RECORDS PROVIDED:
(begin)

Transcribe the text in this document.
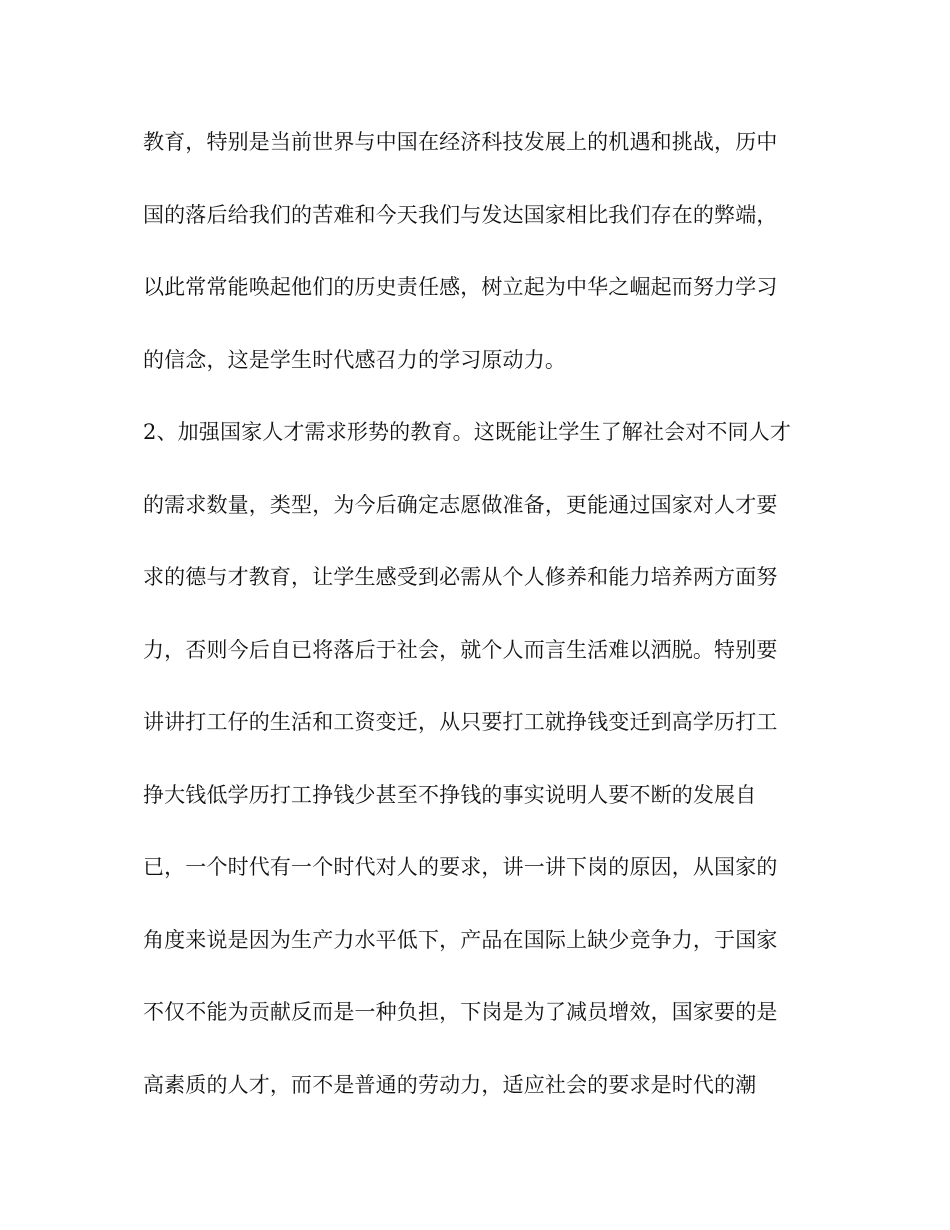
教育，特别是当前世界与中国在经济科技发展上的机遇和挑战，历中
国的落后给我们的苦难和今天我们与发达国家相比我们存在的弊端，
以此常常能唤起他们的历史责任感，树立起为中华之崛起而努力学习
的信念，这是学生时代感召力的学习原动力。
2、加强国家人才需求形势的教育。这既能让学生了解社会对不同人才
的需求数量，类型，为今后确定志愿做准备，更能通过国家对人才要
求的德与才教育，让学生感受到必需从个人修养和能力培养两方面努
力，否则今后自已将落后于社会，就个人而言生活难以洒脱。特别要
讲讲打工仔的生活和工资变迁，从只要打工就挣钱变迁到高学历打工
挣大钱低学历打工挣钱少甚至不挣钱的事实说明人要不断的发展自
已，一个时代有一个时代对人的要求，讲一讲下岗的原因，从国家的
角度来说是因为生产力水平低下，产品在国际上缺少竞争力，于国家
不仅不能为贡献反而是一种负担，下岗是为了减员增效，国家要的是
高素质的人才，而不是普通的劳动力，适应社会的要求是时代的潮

(end)
(begin)

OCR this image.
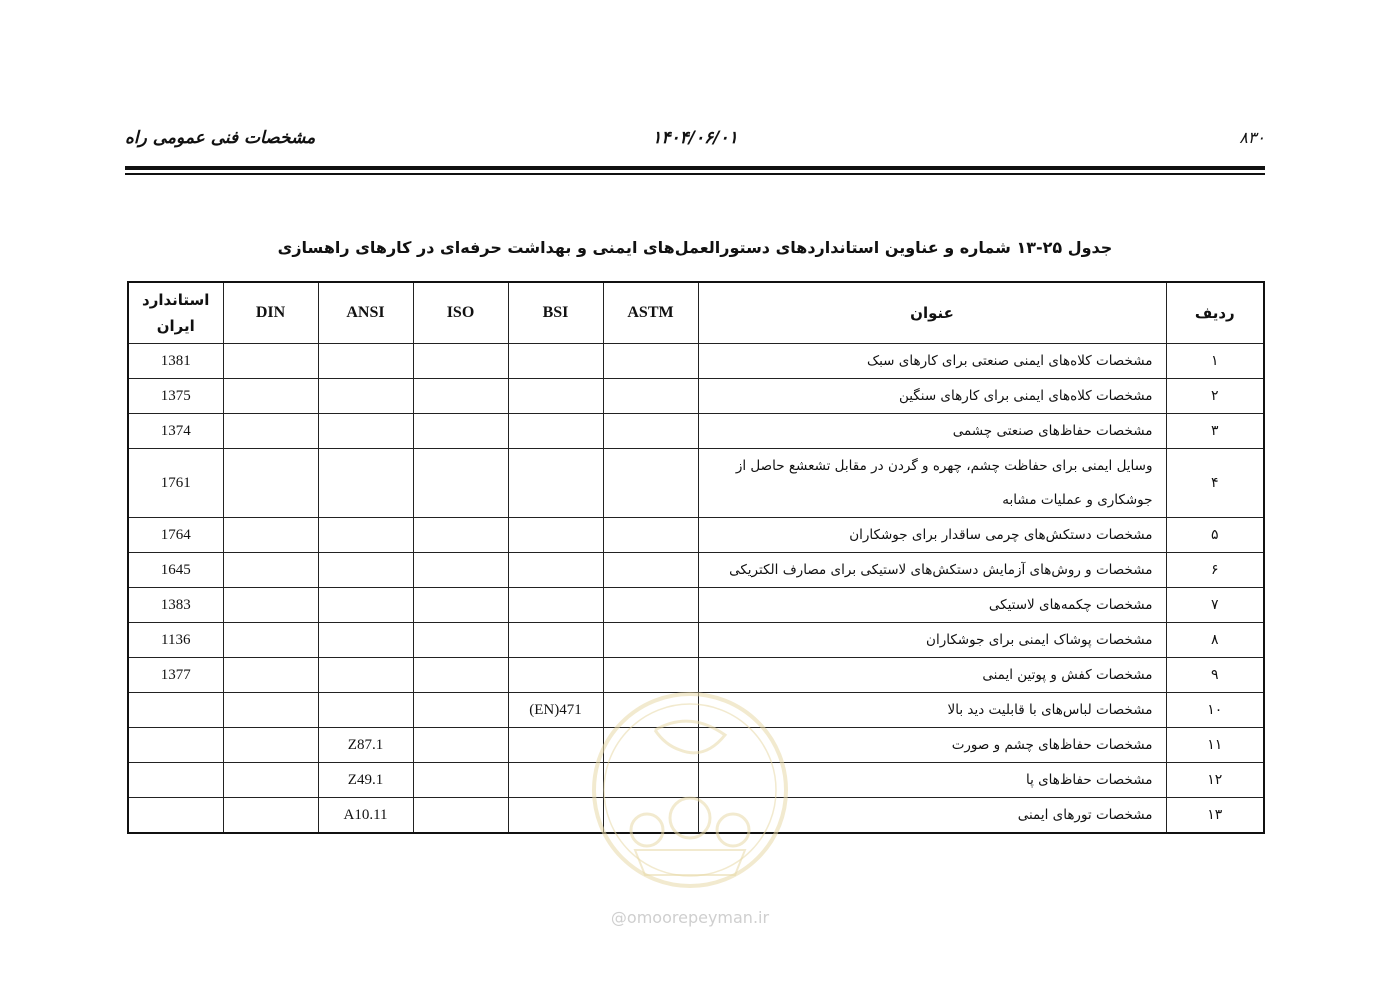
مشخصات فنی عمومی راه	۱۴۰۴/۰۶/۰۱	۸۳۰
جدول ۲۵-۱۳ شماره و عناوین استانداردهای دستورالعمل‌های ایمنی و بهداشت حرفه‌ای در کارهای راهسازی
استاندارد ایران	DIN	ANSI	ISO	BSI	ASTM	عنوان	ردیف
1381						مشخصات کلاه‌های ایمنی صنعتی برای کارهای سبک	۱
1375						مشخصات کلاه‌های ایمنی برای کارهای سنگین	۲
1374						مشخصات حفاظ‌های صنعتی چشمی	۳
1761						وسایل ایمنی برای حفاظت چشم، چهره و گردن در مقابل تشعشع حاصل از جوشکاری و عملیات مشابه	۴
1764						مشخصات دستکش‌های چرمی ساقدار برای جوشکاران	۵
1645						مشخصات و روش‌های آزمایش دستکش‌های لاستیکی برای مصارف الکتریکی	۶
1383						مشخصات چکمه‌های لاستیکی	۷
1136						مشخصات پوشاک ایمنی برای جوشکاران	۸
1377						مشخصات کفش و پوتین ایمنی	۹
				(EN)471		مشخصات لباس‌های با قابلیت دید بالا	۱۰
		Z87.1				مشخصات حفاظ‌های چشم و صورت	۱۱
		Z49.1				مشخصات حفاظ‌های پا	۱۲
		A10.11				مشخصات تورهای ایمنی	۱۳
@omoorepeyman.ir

(end)

Report each line of the material above where the word "لاستیکی" appears.

1645						مشخصات و روش‌های آزمایش دستکش‌های لاستیکی برای مصارف الکتریکی	۶
1383						مشخصات چکمه‌های لاستیکی	۷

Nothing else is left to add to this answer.